- _To do_:
Please retype the data in full and exactly; the pictures are not part of the copy.

- _Data to process_:

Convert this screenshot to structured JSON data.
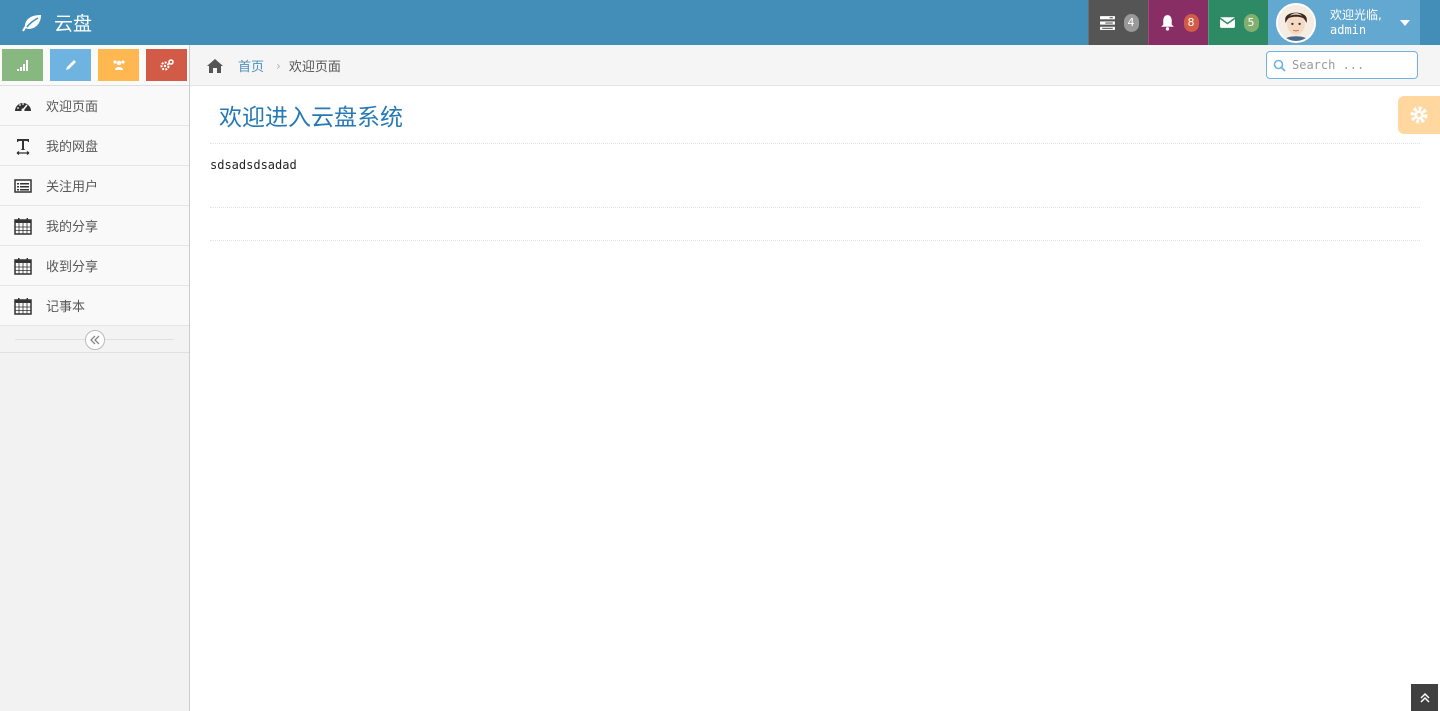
{
  "navbar": {
    "brand_title": "云盘",
    "brand_icon": "leaf-icon",
    "tasks_badge": "4",
    "notifications_badge": "8",
    "messages_badge": "5",
    "user_welcome": "欢迎光临,",
    "user_name": "admin"
  },
  "shortcuts": [
    {
      "icon": "signal-icon",
      "color": "#87b87f"
    },
    {
      "icon": "pencil-icon",
      "color": "#6fb3e0"
    },
    {
      "icon": "group-icon",
      "color": "#ffb752"
    },
    {
      "icon": "cogs-icon",
      "color": "#d15b47"
    }
  ],
  "sidebar": {
    "items": [
      {
        "label": "欢迎页面",
        "icon": "dashboard-icon"
      },
      {
        "label": "我的网盘",
        "icon": "text-width-icon"
      },
      {
        "label": "关注用户",
        "icon": "list-alt-icon"
      },
      {
        "label": "我的分享",
        "icon": "calendar-icon"
      },
      {
        "label": "收到分享",
        "icon": "calendar-icon"
      },
      {
        "label": "记事本",
        "icon": "calendar-icon"
      }
    ]
  },
  "breadcrumb": {
    "home_label": "首页",
    "current_label": "欢迎页面"
  },
  "search": {
    "placeholder": "Search ..."
  },
  "page": {
    "title": "欢迎进入云盘系统",
    "content": "sdsadsdsadad"
  },
  "colors": {
    "navbar": "#438eb9",
    "accent": "#2679b5",
    "link": "#4c8fbd"
  }
}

- _Finished answer_:
Convert this screenshot to structured JSON data.
{
  "navbar": {
    "brand_title": "云盘",
    "brand_icon": "leaf-icon",
    "tasks_badge": "4",
    "notifications_badge": "8",
    "messages_badge": "5",
    "user_welcome": "欢迎光临,",
    "user_name": "admin"
  },
  "shortcuts": [
    {
      "icon": "signal-icon",
      "color": "#87b87f"
    },
    {
      "icon": "pencil-icon",
      "color": "#6fb3e0"
    },
    {
      "icon": "group-icon",
      "color": "#ffb752"
    },
    {
      "icon": "cogs-icon",
      "color": "#d15b47"
    }
  ],
  "sidebar": {
    "items": [
      {
        "label": "欢迎页面",
        "icon": "dashboard-icon"
      },
      {
        "label": "我的网盘",
        "icon": "text-width-icon"
      },
      {
        "label": "关注用户",
        "icon": "list-alt-icon"
      },
      {
        "label": "我的分享",
        "icon": "calendar-icon"
      },
      {
        "label": "收到分享",
        "icon": "calendar-icon"
      },
      {
        "label": "记事本",
        "icon": "calendar-icon"
      }
    ]
  },
  "breadcrumb": {
    "home_label": "首页",
    "current_label": "欢迎页面"
  },
  "search": {
    "placeholder": "Search ..."
  },
  "page": {
    "title": "欢迎进入云盘系统",
    "content": "sdsadsdsadad"
  },
  "colors": {
    "navbar": "#438eb9",
    "accent": "#2679b5",
    "link": "#4c8fbd"
  }
}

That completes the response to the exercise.